* _What to work on_
Retype the stretch of items from the line containing "Itemize the components" through the line containing "cell-vote-share: 48% bbox=[101, 335, 121, 347]", keeping every character unchanged. Leave the picture out of your copy.

* _Task inputs_
--
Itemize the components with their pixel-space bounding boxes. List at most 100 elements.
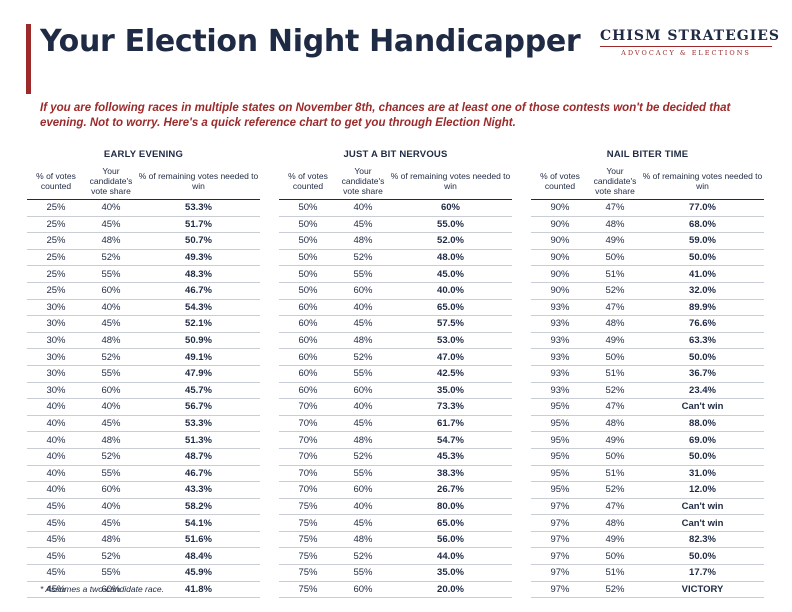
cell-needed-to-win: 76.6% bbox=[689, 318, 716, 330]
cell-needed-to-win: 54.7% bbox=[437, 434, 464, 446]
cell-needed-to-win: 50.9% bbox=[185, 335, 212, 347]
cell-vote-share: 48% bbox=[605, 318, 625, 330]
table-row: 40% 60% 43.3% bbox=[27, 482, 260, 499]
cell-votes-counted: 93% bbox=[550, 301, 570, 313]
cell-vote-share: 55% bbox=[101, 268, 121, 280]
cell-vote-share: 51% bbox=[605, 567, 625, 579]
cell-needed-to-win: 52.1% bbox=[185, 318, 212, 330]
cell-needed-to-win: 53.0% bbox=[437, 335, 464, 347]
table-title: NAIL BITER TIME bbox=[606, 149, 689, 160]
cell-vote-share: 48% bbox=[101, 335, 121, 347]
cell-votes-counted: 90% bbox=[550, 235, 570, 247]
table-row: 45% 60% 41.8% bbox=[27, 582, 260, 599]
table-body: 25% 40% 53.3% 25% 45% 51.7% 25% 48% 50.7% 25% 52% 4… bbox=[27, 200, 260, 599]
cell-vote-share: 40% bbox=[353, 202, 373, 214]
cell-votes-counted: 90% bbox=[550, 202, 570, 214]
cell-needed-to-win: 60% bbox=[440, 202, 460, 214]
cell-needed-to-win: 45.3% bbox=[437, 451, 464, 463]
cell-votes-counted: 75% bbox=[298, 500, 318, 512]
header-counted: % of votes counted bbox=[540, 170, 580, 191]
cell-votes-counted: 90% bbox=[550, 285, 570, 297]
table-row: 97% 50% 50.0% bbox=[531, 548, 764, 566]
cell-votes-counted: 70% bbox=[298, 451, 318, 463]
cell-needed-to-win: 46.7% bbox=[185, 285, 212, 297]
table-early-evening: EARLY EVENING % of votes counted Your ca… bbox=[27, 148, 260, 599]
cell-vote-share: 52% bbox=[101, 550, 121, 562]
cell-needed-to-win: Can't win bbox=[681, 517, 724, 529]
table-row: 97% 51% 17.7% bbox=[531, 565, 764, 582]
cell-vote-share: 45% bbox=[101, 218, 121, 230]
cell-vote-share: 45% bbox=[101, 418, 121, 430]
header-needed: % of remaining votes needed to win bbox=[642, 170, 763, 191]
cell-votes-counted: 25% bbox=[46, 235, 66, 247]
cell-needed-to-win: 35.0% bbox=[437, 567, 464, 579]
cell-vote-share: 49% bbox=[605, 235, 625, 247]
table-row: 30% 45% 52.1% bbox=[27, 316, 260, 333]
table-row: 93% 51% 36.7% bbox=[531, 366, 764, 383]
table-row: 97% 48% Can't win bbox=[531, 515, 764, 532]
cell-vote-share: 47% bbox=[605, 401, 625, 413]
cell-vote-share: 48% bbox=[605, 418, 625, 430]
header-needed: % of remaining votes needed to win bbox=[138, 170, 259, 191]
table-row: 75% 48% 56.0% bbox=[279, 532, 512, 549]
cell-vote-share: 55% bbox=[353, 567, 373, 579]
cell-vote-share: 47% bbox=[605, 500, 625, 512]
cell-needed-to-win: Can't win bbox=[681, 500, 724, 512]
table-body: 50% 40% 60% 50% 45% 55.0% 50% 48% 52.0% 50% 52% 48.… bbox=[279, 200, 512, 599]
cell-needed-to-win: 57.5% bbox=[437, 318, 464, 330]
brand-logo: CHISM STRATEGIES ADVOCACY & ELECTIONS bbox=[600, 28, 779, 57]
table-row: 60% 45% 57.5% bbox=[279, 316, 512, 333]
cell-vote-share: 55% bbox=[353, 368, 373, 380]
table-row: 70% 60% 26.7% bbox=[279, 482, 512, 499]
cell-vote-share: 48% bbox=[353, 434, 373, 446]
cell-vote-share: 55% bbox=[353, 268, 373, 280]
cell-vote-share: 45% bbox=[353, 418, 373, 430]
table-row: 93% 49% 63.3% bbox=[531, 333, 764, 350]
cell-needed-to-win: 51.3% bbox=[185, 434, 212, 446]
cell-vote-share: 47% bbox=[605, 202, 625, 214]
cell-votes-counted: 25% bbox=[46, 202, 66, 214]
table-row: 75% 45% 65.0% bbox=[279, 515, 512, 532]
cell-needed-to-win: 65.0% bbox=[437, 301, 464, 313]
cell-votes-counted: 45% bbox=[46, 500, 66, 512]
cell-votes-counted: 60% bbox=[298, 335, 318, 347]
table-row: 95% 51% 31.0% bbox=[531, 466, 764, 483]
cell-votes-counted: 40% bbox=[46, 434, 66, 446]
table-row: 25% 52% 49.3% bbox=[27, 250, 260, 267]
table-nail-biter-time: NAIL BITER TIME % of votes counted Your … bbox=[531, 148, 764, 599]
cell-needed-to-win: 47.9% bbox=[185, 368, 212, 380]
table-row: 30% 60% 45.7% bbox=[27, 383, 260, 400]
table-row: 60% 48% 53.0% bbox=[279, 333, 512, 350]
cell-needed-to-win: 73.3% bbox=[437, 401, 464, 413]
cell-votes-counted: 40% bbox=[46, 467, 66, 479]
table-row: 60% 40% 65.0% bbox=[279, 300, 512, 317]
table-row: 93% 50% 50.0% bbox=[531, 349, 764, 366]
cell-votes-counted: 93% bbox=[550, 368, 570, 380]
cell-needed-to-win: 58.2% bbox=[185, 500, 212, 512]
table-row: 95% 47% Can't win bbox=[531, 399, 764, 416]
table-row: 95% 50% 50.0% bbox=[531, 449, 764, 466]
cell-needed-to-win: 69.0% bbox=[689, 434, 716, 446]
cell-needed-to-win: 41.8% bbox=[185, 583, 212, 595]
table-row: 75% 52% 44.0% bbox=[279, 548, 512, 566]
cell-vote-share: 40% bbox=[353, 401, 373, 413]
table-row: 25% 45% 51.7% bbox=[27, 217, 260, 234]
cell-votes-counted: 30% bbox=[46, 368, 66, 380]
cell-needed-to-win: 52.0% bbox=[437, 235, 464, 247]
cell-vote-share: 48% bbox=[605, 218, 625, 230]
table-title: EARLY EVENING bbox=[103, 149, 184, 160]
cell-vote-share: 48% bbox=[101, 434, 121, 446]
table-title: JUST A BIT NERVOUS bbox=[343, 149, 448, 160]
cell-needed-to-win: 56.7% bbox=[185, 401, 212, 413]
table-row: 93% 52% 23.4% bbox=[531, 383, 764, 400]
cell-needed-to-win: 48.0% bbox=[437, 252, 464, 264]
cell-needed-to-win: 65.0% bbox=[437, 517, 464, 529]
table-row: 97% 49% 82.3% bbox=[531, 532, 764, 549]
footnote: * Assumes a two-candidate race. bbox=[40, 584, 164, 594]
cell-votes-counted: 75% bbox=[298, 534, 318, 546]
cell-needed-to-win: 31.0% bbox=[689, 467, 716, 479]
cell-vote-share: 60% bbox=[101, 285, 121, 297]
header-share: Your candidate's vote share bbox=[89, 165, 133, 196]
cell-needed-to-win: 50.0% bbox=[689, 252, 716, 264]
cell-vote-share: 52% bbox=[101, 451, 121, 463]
--
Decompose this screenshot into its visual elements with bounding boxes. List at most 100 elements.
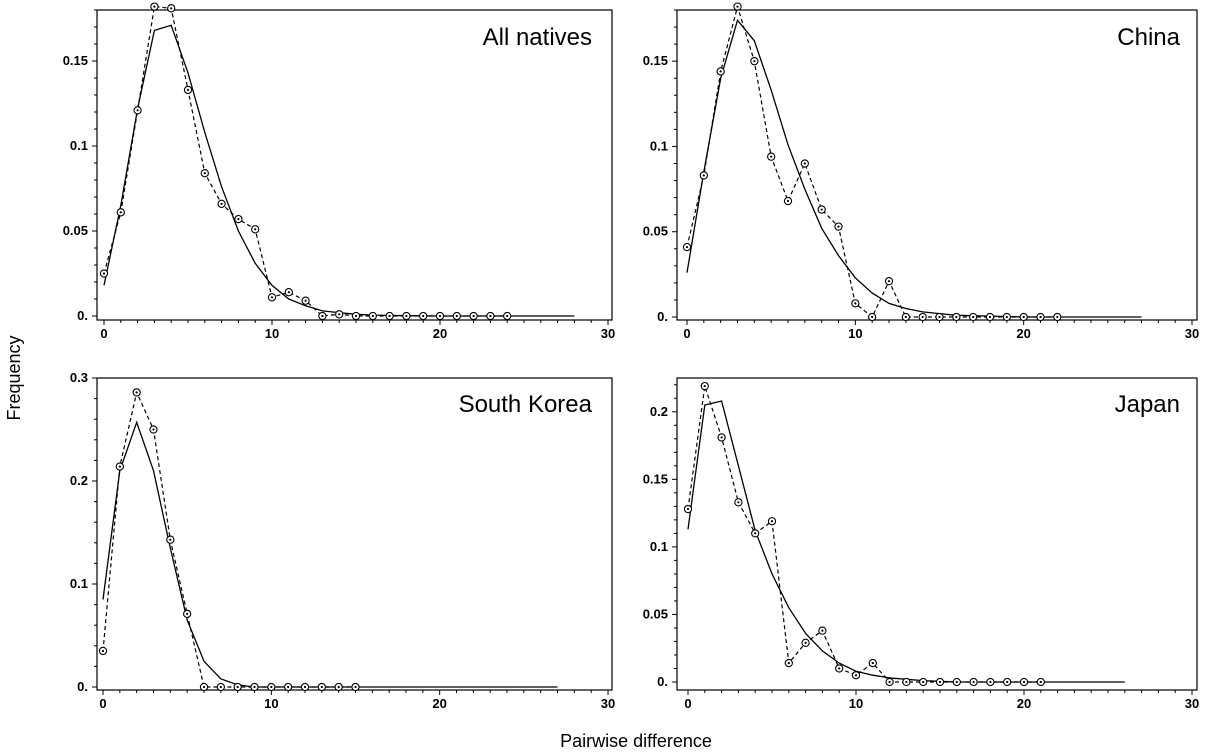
--
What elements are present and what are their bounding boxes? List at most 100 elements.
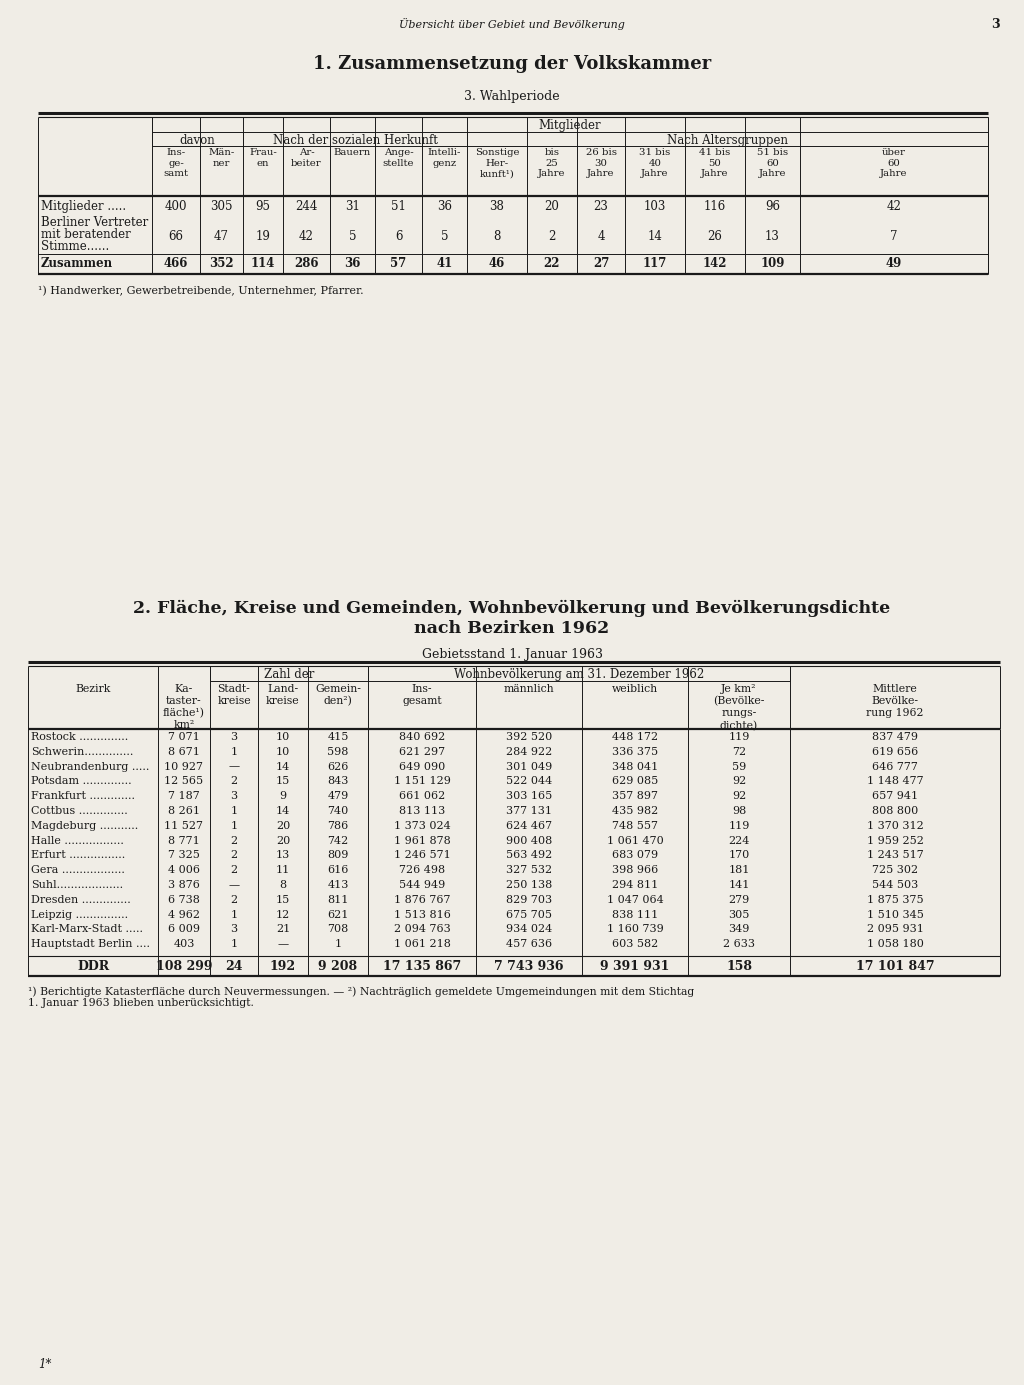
--
* _Solution to the exercise_
Itemize the components with their pixel-space bounding boxes. List at most 100 elements.
cell-needed-to-win: 76.6% bbox=[689, 318, 716, 330]
cell-needed-to-win: 54.7% bbox=[437, 434, 464, 446]
cell-needed-to-win: 50.9% bbox=[185, 335, 212, 347]
cell-vote-share: 48% bbox=[605, 318, 625, 330]
table-row: 40% 60% 43.3% bbox=[27, 482, 260, 499]
cell-votes-counted: 93% bbox=[550, 301, 570, 313]
cell-vote-share: 55% bbox=[101, 268, 121, 280]
cell-vote-share: 51% bbox=[605, 567, 625, 579]
cell-needed-to-win: 52.1% bbox=[185, 318, 212, 330]
cell-needed-to-win: 53.0% bbox=[437, 335, 464, 347]
table-title: NAIL BITER TIME bbox=[606, 149, 689, 160]
cell-vote-share: 48% bbox=[101, 335, 121, 347]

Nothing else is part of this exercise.